■ **抜粋本文**
══════════════════════════════

5月19日、日本再生本部は「日本再興戦略2016」(素案)を公表しました。
第一「総論」より一部抜粋
(P19)
「(3)未来投資に向けた制度改革
ア)コーポレートガバナンスの更なる強化
コーポレートガバナンス改革は、成長戦略の最重要課題である。その位置づけに変わりはない。600 兆円経済の実現に向けた成長市場が顕在化し、第4次産業革命という移り変わりが早い時代を迎えた今こそ、「攻めの経営」が求められているのである。 「企業と投資家の建設的な対話」、その実効性を上げていくことが求められている。魔法の杖がある訳ではない。関係者が、その重要性を認識し、様々な取組を積み重ねていくことが必要である。 コーポレートガバナンス改革を「形式」から「実質」へと深化させていくためには、機関投資家サイドから、上場企業に対する働きかけの実効性を高めていくことが有効である。このため、投資家には、企業側に「気づき」を与える対話を促していく。
あわせて、最高経営責任者(CEO)の選解任プロセスや取締役会の構成・運営・評価などに係る上場企業の取組状況を把握、公表していくこと等を通じ、コーポレートガバナンスの実効性向上に向けた上場企業による取組みを促していく。そして、そうした取組を支える基盤として、企業の情報開示の実効性・効率性の向上や株主総会プロセス電子化等を着実に進めていく。
企業の情報開示については、「スチュワードシップ・コード」に掲げる企業と投資家の対話を促進する観点から、これまでの検討を土台にしながら、2019 年前半を目途として、国際的に見て最も実効的・効率的な開示の実現及び株主総会日程・基準日の合理的な設定のための環境整備を目指すこととする。

══════════════════════════════

■ **提供データ**
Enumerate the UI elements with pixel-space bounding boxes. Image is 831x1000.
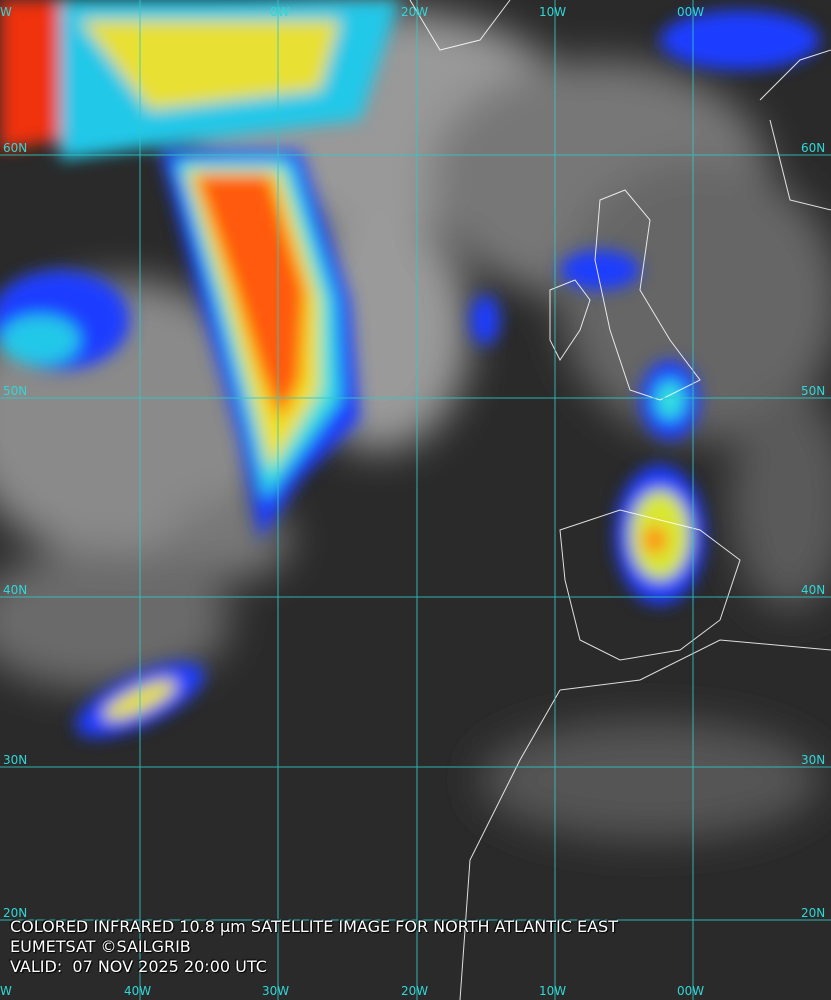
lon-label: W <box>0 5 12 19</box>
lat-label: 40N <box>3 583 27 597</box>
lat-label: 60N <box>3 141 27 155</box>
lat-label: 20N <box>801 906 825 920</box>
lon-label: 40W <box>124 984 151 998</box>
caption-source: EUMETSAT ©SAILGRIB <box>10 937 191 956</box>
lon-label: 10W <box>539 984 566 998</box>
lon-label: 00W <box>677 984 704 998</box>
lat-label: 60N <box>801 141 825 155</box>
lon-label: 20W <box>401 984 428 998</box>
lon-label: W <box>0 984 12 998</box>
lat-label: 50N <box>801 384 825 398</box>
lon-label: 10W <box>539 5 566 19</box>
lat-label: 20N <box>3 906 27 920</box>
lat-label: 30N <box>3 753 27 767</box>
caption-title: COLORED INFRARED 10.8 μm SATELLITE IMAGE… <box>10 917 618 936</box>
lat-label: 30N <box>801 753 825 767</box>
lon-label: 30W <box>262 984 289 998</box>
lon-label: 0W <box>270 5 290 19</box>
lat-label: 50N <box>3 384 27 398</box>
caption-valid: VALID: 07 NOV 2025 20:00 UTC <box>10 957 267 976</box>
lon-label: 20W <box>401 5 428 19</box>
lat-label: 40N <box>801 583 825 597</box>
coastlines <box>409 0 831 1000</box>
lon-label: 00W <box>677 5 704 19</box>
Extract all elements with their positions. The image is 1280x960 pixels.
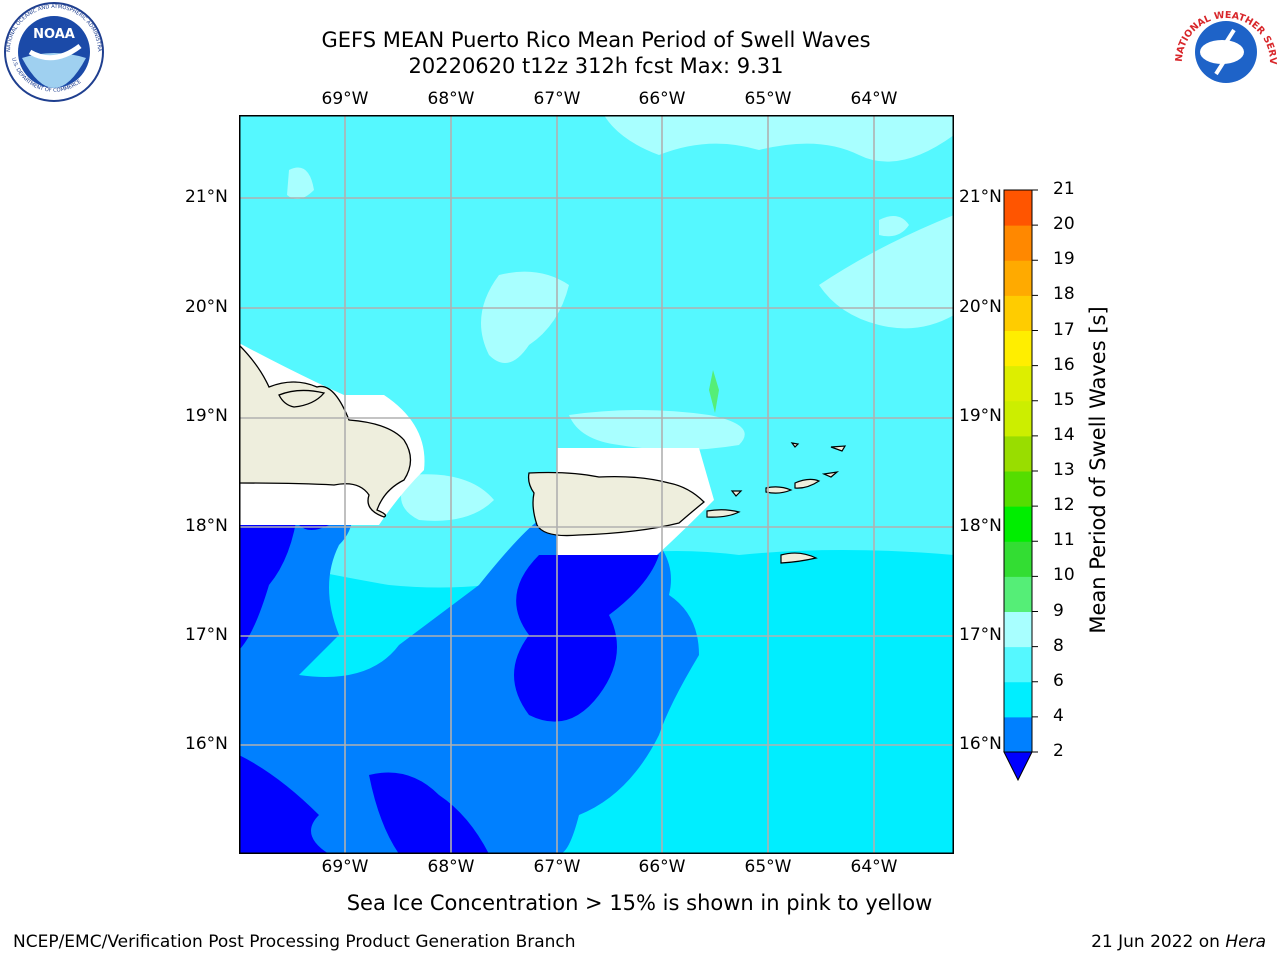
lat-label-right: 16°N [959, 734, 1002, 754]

══════════════════════════════

「日本再興戦略2016」素案の抜粋について、最後の文に続く文章を書いてください。

過去最高の企業収益で、日本経済のフロンティアを切り拓いていく、そうした投資が求められている。
<鍵となる施策>
①企業と投資家の建設的な対話の基盤となる企業の情報開示の実効性・効率性の向上等
②株主総会プロセスの電子化 」
第二「具体的施策」より一部抜粋
(P143)
「 i)コーポレートガバナンス改革による企業価値の向上
昨年は、コーポレートガバナンス・コードの策定・適用や改正会社法の施行など、コーポレートガバナンスに関する「枠組み」が大きな進展を見せたことから、2015 年は「コーポレートガバナンス改革元年」であったと言われている。コーポレートガバナンス改革は、引き続き、アベノミクスのトップアジェンダであり、今後は、この改革を「形式」から「実質」へと深化させていくことが最優先課題である。 そのためには、機関投資家サイドからの上場企業に対する働きかけの実効性を高めていくことが有効であり、これにより、中長期的な視点に立った「建設的な対話」の実現を強力に推進していく。
このような観点から、「スチュワードシップ・コード及びコーポレートガバナンス・コードのフォローアップ会議」(以下「フォローアップ会議」という。)における議論・検討を通じて、機関投資家が、顧客・受益者(最終受益者を含む。)の利益を第一に考えてスチュワードシップ責任を適切に果たすよう、その徹底を図るとともに、投資家と上場企業それぞれの取組による対話の質の向上を促す。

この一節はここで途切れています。